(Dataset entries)
-----
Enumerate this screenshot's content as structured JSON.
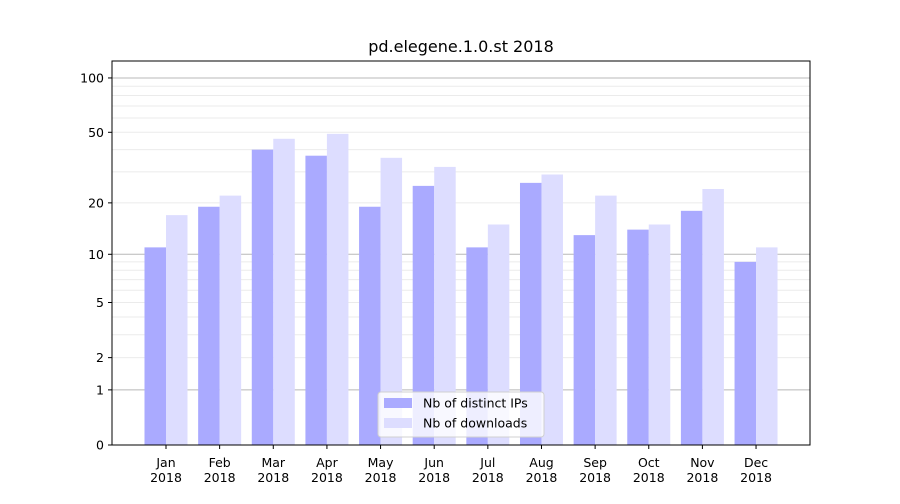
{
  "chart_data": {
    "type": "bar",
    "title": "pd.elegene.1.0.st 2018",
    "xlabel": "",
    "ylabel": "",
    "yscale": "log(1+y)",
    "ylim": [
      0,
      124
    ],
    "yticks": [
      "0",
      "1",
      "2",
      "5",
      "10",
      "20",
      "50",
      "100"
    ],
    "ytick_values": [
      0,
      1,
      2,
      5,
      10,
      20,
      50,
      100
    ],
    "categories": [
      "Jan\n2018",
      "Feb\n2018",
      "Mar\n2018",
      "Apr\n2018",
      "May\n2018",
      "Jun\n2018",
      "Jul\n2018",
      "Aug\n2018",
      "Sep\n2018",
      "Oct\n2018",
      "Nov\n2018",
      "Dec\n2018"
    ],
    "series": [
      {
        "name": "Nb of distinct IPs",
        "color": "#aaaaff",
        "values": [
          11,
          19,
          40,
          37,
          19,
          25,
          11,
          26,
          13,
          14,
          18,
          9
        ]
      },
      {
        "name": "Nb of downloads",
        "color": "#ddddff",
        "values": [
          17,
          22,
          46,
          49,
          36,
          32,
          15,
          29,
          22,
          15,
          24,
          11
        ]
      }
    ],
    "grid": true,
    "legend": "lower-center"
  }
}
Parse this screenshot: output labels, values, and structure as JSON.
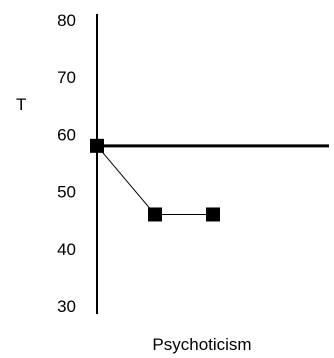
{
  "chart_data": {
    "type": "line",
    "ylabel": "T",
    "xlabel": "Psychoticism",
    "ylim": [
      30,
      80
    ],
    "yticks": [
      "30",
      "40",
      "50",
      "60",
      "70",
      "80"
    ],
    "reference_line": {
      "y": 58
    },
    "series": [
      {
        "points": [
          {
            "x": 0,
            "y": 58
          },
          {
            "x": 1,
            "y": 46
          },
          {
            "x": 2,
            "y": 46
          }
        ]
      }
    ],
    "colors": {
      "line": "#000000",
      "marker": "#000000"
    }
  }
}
-----
### WHAT TO PRODUCE
The required answer is a single number: the count of lines in the entries that hold the string "this".

### TASK RESPONSE
2